WHAT THE TASK REQUIRES =>
The records below are split into lines. How many of those lines contain the string "Hirt"? Reply with the number only.

[Collected data]
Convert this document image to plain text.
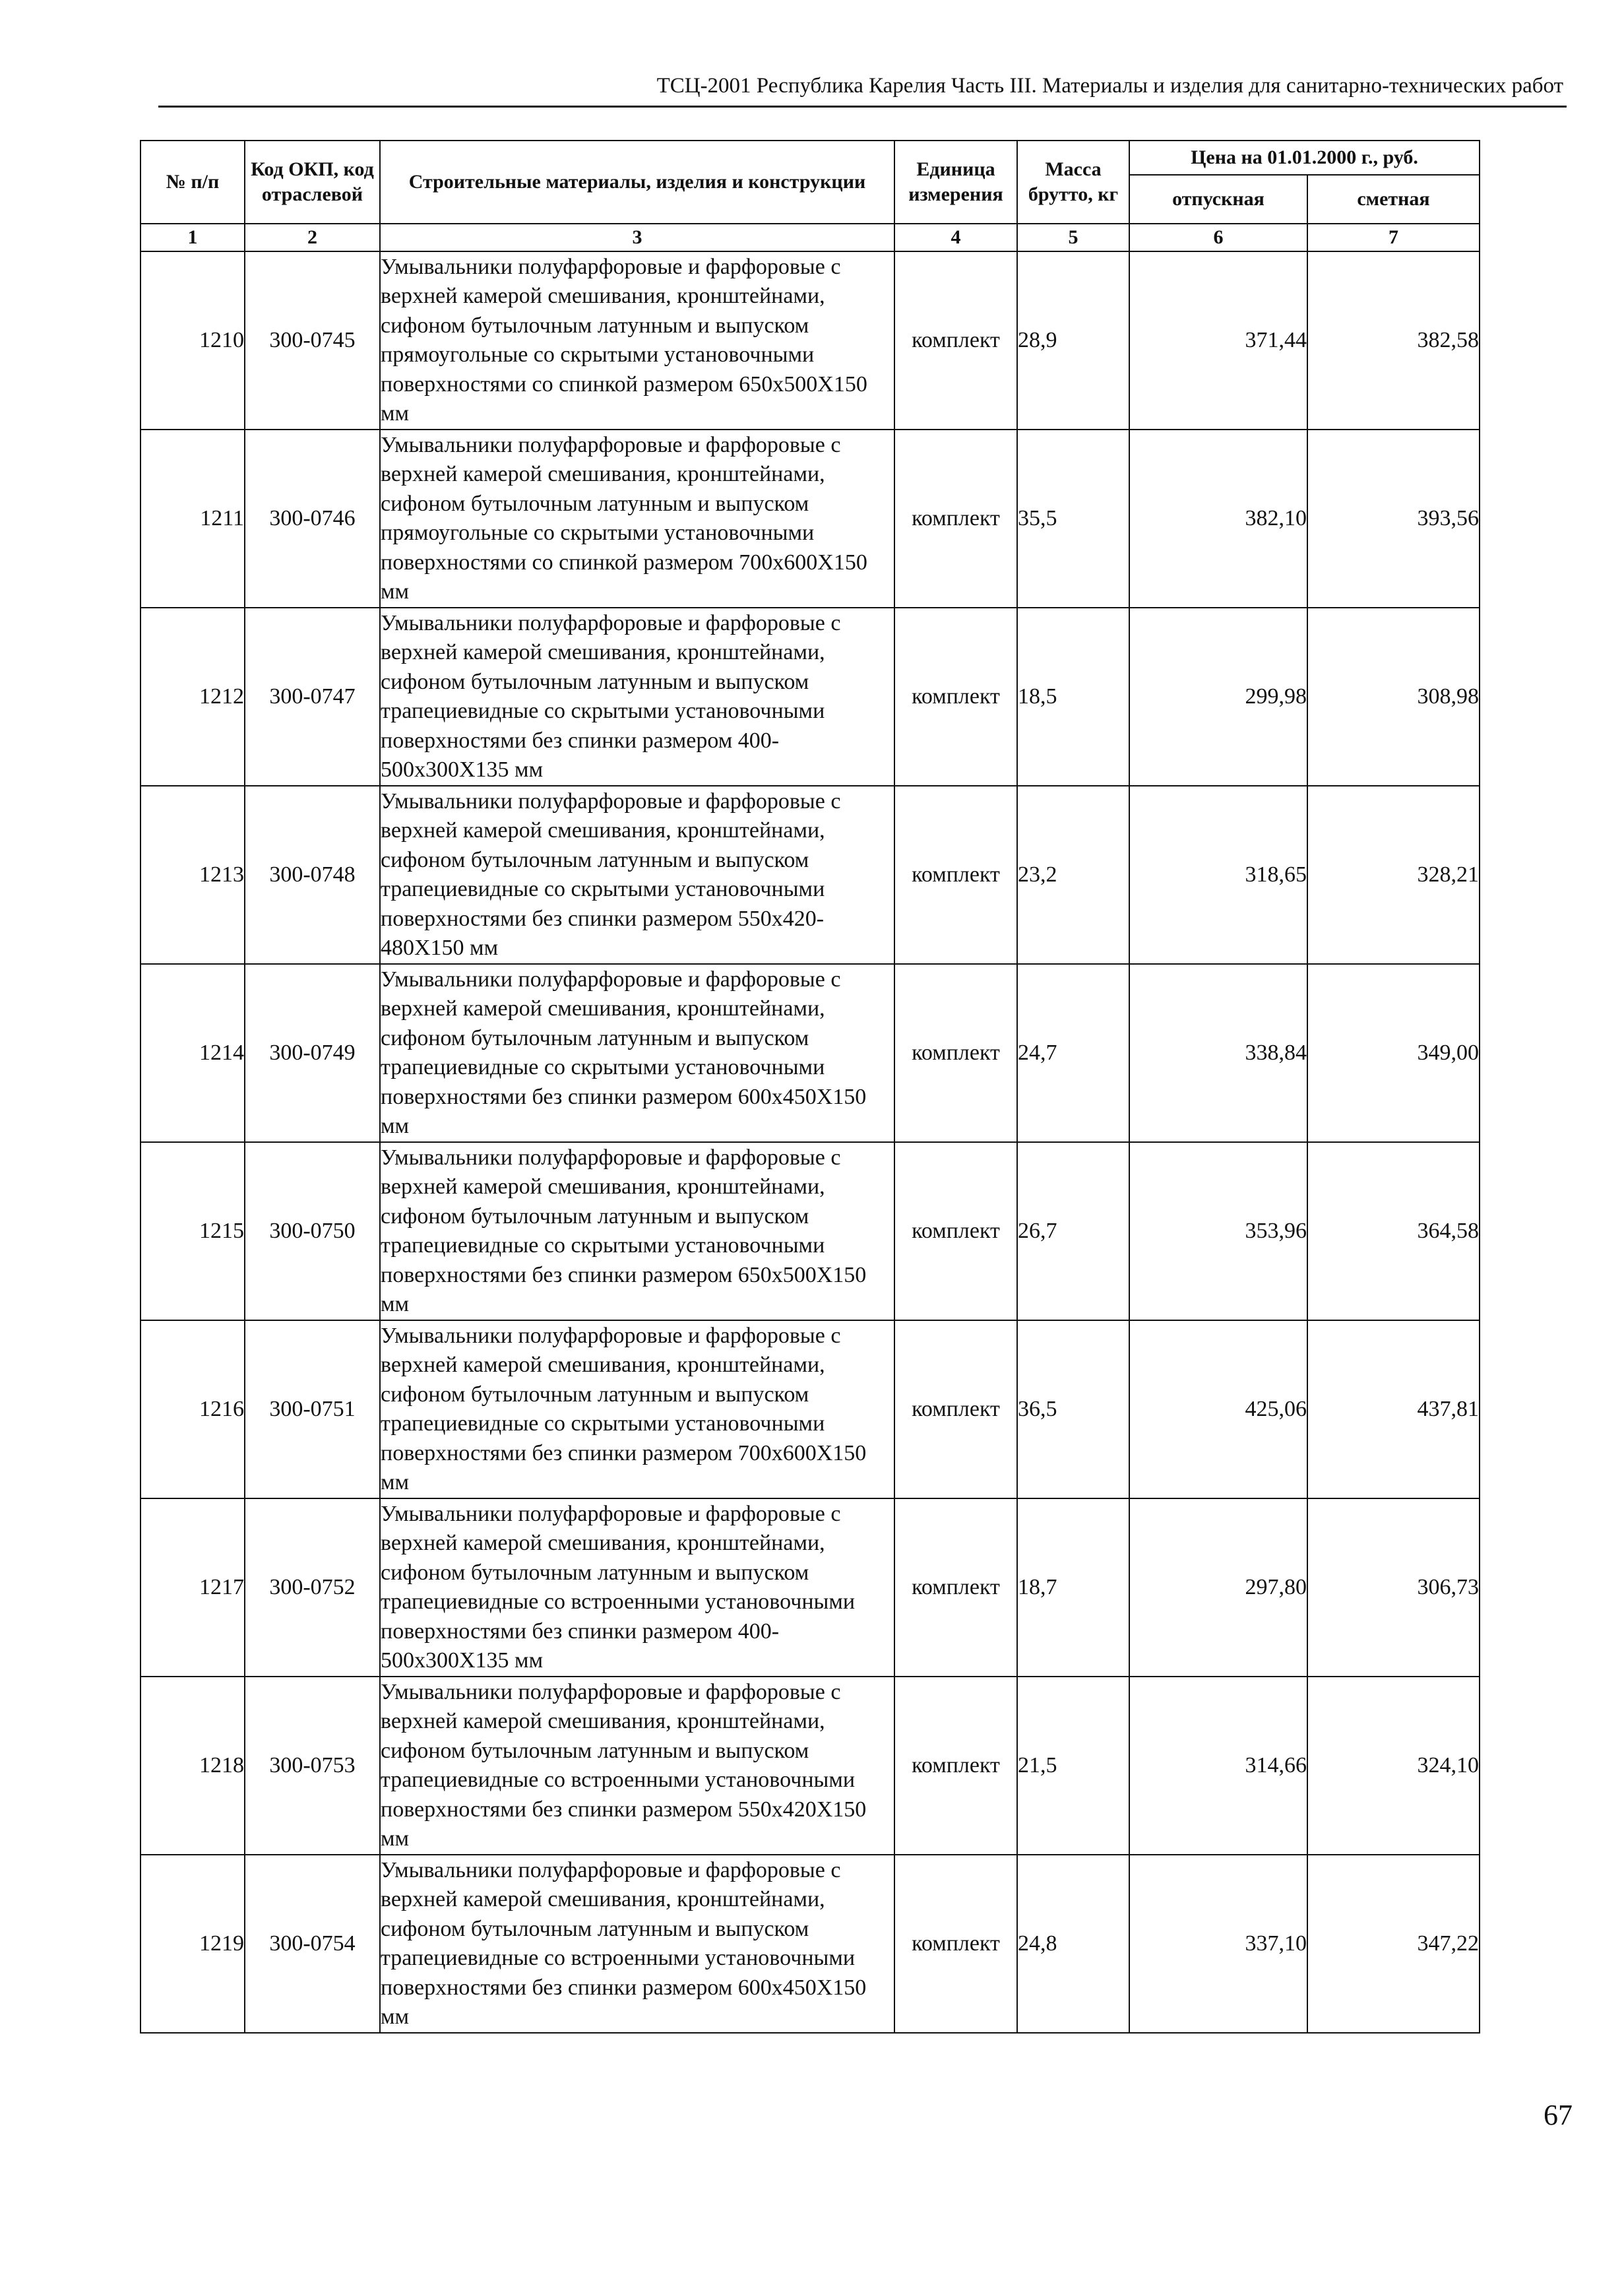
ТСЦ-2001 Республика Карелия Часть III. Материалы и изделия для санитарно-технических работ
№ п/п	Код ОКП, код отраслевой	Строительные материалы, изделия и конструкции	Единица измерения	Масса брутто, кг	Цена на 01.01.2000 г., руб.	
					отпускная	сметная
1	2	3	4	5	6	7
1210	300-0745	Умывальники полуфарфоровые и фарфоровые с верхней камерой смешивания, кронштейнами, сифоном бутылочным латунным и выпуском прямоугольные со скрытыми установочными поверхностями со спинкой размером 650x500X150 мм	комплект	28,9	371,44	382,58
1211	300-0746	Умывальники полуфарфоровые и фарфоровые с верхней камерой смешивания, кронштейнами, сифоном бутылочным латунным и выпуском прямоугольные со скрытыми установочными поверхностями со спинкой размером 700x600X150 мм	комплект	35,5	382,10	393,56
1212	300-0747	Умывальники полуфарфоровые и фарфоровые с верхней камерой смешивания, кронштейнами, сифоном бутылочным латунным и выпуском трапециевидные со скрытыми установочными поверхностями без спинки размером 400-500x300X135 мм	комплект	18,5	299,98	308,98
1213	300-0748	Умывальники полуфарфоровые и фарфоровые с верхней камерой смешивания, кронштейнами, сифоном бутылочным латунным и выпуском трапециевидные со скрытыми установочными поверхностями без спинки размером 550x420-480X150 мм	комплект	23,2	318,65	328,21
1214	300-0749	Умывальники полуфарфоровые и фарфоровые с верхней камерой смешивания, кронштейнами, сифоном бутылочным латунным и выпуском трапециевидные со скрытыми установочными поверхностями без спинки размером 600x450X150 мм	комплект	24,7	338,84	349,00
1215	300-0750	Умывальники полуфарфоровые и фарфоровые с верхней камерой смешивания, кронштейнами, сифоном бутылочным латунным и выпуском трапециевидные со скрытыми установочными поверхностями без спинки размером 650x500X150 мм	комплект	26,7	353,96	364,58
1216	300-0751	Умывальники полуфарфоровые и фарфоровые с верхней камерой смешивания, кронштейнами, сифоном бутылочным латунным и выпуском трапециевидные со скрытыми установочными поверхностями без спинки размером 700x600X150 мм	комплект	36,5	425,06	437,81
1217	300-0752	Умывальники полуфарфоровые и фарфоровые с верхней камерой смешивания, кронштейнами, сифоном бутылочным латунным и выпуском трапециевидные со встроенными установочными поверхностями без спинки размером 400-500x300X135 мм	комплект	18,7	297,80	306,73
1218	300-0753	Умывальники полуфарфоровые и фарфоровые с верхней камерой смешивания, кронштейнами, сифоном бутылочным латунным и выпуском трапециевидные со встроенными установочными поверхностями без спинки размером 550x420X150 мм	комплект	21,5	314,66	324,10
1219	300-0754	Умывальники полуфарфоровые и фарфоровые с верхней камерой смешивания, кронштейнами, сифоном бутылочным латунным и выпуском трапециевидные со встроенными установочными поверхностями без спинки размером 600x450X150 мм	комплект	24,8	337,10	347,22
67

* * *

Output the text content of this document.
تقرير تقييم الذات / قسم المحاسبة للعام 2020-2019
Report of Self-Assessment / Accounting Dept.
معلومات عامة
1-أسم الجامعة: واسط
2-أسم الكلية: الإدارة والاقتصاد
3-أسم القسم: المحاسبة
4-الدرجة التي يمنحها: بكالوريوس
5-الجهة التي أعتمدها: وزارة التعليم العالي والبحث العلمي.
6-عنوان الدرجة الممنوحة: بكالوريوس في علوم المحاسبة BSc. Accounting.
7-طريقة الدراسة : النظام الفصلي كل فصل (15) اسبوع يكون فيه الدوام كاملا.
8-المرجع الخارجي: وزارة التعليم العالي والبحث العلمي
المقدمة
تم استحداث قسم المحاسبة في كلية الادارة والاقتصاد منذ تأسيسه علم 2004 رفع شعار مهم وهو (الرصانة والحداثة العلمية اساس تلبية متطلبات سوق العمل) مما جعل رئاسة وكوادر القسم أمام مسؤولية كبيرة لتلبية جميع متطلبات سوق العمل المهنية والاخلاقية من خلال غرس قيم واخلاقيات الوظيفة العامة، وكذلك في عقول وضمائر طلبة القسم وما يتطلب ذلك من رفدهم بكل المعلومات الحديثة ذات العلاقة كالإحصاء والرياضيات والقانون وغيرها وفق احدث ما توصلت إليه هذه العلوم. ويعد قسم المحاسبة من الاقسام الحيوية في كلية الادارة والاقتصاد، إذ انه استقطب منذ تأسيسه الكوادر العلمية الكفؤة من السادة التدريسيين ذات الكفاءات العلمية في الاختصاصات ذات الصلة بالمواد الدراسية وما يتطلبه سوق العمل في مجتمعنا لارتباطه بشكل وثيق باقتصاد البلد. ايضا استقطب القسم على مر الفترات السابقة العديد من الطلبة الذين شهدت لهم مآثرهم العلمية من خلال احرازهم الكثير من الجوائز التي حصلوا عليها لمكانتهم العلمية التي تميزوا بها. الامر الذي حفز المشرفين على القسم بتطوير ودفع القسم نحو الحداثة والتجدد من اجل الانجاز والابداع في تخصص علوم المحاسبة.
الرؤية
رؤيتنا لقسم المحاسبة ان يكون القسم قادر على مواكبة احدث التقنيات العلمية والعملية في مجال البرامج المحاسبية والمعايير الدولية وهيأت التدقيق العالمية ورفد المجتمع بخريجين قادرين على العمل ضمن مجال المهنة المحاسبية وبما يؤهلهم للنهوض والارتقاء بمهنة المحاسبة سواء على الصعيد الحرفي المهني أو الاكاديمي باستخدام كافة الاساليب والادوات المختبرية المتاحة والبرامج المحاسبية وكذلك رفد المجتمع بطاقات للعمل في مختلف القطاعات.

==

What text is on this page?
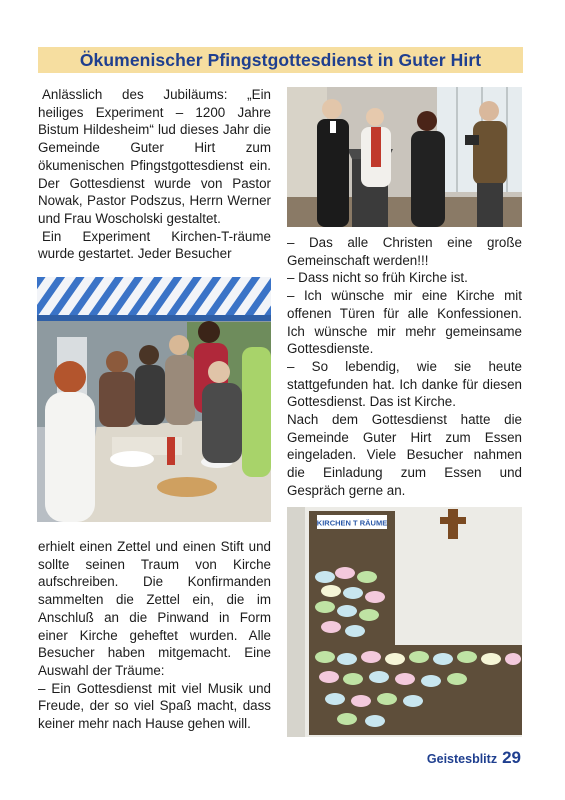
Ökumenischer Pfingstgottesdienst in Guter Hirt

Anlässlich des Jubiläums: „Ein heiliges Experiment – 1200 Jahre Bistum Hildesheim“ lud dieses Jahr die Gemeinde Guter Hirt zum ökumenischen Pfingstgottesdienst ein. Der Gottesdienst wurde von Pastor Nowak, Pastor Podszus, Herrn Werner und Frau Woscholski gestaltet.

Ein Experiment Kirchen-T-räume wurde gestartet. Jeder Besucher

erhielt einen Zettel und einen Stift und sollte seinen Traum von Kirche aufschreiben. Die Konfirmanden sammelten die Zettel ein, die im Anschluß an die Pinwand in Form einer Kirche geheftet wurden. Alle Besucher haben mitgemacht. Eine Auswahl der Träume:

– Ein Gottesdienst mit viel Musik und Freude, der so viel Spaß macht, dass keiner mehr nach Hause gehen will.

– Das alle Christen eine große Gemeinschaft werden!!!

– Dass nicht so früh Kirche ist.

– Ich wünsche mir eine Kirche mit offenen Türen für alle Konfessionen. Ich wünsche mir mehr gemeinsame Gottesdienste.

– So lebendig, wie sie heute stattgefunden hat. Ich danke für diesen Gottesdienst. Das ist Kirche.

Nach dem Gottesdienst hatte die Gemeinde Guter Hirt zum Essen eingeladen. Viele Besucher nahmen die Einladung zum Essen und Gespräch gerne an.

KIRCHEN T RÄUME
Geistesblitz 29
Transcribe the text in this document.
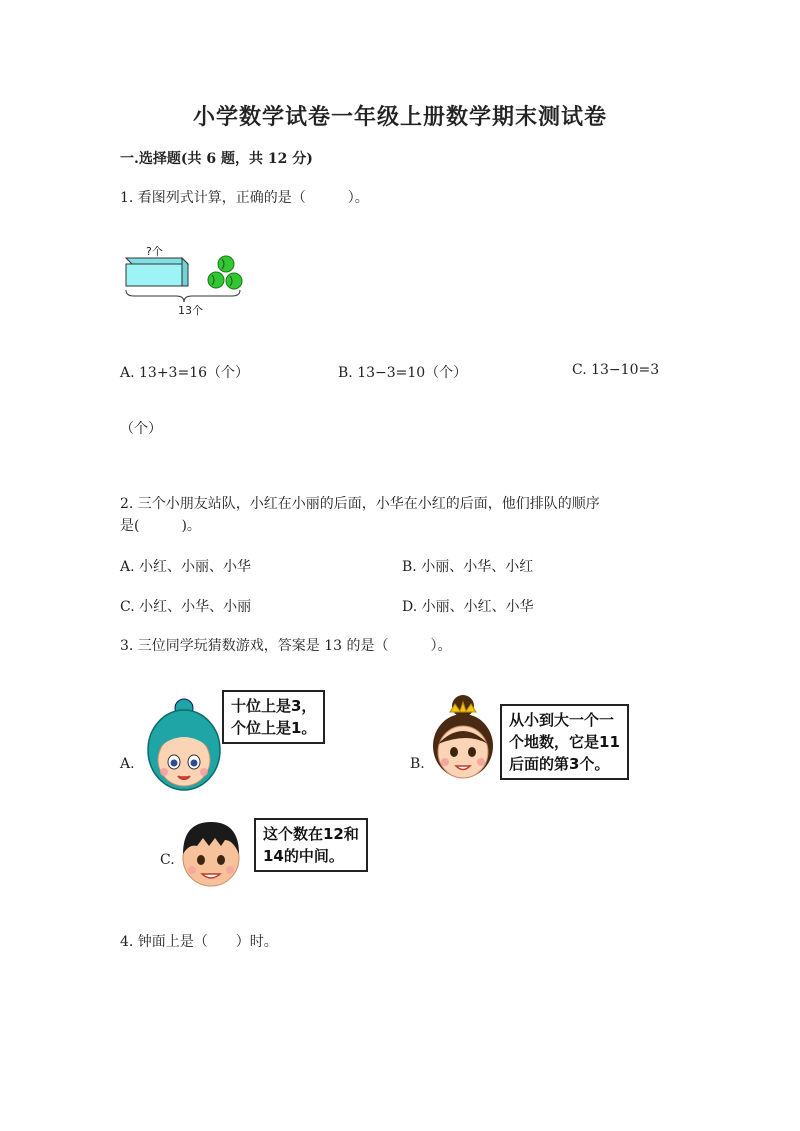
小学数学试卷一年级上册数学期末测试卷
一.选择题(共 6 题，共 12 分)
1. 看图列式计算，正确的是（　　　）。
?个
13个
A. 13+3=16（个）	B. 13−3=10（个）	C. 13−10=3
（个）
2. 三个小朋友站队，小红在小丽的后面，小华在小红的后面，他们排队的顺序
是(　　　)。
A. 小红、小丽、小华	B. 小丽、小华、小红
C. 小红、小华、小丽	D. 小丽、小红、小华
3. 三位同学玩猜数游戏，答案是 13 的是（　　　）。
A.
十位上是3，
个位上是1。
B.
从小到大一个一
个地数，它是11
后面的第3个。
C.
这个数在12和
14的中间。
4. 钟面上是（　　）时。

EXERCISE OUTPUT =>
3